• **Work to do**: Produce a word-for-word copy of the listing below without its pictures.

BEGIN Information provided

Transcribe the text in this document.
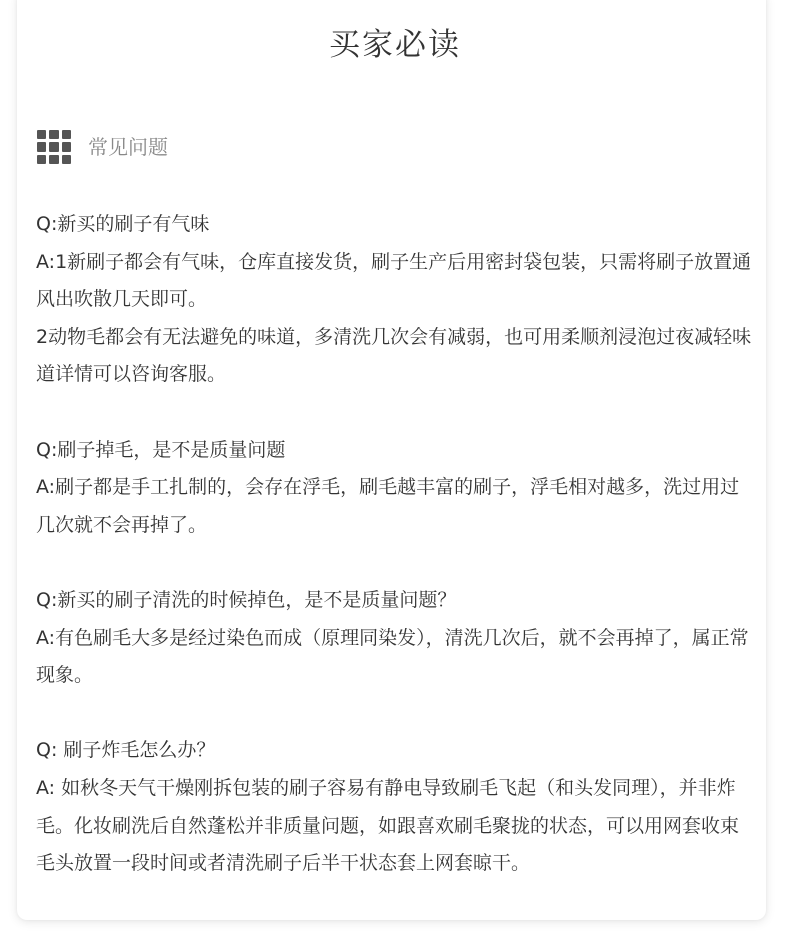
买家必读
常见问题

Q:新买的刷子有气味

A:1新刷子都会有气味，仓库直接发货，刷子生产后用密封袋包装，只需将刷子放置通风出吹散几天即可。

2动物毛都会有无法避免的味道，多清洗几次会有减弱，也可用柔顺剂浸泡过夜减轻味道详情可以咨询客服。

Q:刷子掉毛，是不是质量问题

A:刷子都是手工扎制的，会存在浮毛，刷毛越丰富的刷子，浮毛相对越多，洗过用过几次就不会再掉了。

Q:新买的刷子清洗的时候掉色，是不是质量问题？

A:有色刷毛大多是经过染色而成（原理同染发），清洗几次后，就不会再掉了，属正常现象。

Q: 刷子炸毛怎么办？

A: 如秋冬天气干燥刚拆包装的刷子容易有静电导致刷毛飞起（和头发同理），并非炸毛。化妆刷洗后自然蓬松并非质量问题，如跟喜欢刷毛聚拢的状态，可以用网套收束毛头放置一段时间或者清洗刷子后半干状态套上网套晾干。
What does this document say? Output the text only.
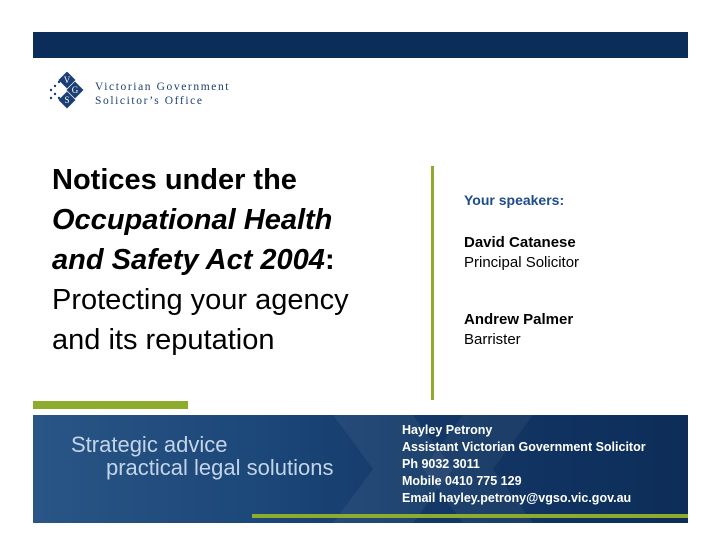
V
G
S
Victorian Government
Solicitor’s Office
Notices under the
Occupational Health
and Safety Act 2004:
Protecting your agency
and its reputation
Your speakers:
David Catanese
Principal Solicitor
Andrew Palmer
Barrister
Strategic advice
practical legal solutions
Hayley Petrony
Assistant Victorian Government Solicitor
Ph 9032 3011
Mobile 0410 775 129
Email hayley.petrony@vgso.vic.gov.au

END Information provided

• **Result of this task**:
Transcribe the text in this document.
买家必读
常见问题

Q:新买的刷子有气味

A:1新刷子都会有气味，仓库直接发货，刷子生产后用密封袋包装，只需将刷子放置通风出吹散几天即可。

2动物毛都会有无法避免的味道，多清洗几次会有减弱，也可用柔顺剂浸泡过夜减轻味道详情可以咨询客服。

Q:刷子掉毛，是不是质量问题

A:刷子都是手工扎制的，会存在浮毛，刷毛越丰富的刷子，浮毛相对越多，洗过用过几次就不会再掉了。

Q:新买的刷子清洗的时候掉色，是不是质量问题？

A:有色刷毛大多是经过染色而成（原理同染发），清洗几次后，就不会再掉了，属正常现象。

Q: 刷子炸毛怎么办？

A: 如秋冬天气干燥刚拆包装的刷子容易有静电导致刷毛飞起（和头发同理），并非炸毛。化妆刷洗后自然蓬松并非质量问题，如跟喜欢刷毛聚拢的状态，可以用网套收束毛头放置一段时间或者清洗刷子后半干状态套上网套晾干。
What does this document say? Output the text only.
V
G
S
Victorian Government
Solicitor’s Office
Notices under the
Occupational Health
and Safety Act 2004:
Protecting your agency
and its reputation
Your speakers:
David Catanese
Principal Solicitor
Andrew Palmer
Barrister
Strategic advice
practical legal solutions
Hayley Petrony
Assistant Victorian Government Solicitor
Ph 9032 3011
Mobile 0410 775 129
Email hayley.petrony@vgso.vic.gov.au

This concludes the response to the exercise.